» **REQUIRED TASK**: Print the records below exactly as they appear.

Collected data
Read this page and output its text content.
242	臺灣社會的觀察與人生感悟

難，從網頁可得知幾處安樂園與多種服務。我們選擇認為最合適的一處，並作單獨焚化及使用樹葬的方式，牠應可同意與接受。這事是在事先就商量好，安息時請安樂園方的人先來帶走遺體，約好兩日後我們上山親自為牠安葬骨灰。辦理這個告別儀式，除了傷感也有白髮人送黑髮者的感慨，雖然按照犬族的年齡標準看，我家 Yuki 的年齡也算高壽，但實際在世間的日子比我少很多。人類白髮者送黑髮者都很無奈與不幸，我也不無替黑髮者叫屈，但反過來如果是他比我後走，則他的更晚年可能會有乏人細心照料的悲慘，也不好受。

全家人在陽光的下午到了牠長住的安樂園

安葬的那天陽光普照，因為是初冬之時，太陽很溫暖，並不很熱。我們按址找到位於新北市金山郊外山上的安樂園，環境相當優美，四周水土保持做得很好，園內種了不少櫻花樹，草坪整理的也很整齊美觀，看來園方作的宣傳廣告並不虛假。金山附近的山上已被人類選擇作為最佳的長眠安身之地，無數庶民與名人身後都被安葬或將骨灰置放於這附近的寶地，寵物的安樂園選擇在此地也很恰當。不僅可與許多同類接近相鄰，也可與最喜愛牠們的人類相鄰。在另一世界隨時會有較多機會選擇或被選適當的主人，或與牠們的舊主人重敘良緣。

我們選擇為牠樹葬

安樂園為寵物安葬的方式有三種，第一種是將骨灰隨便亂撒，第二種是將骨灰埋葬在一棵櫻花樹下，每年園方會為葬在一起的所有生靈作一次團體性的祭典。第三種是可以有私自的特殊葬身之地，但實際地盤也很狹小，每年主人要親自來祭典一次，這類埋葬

» **SOLUTION FOR THIS TASK**:
Read this page and output its text content.
242	臺灣社會的觀察與人生感悟

難，從網頁可得知幾處安樂園與多種服務。我們選擇認為最合適的一處，並作單獨焚化及使用樹葬的方式，牠應可同意與接受。這事是在事先就商量好，安息時請安樂園方的人先來帶走遺體，約好兩日後我們上山親自為牠安葬骨灰。辦理這個告別儀式，除了傷感也有白髮人送黑髮者的感慨，雖然按照犬族的年齡標準看，我家 Yuki 的年齡也算高壽，但實際在世間的日子比我少很多。人類白髮者送黑髮者都很無奈與不幸，我也不無替黑髮者叫屈，但反過來如果是他比我後走，則他的更晚年可能會有乏人細心照料的悲慘，也不好受。

全家人在陽光的下午到了牠長住的安樂園

安葬的那天陽光普照，因為是初冬之時，太陽很溫暖，並不很熱。我們按址找到位於新北市金山郊外山上的安樂園，環境相當優美，四周水土保持做得很好，園內種了不少櫻花樹，草坪整理的也很整齊美觀，看來園方作的宣傳廣告並不虛假。金山附近的山上已被人類選擇作為最佳的長眠安身之地，無數庶民與名人身後都被安葬或將骨灰置放於這附近的寶地，寵物的安樂園選擇在此地也很恰當。不僅可與許多同類接近相鄰，也可與最喜愛牠們的人類相鄰。在另一世界隨時會有較多機會選擇或被選適當的主人，或與牠們的舊主人重敘良緣。

我們選擇為牠樹葬

安樂園為寵物安葬的方式有三種，第一種是將骨灰隨便亂撒，第二種是將骨灰埋葬在一棵櫻花樹下，每年園方會為葬在一起的所有生靈作一次團體性的祭典。第三種是可以有私自的特殊葬身之地，但實際地盤也很狹小，每年主人要親自來祭典一次，這類埋葬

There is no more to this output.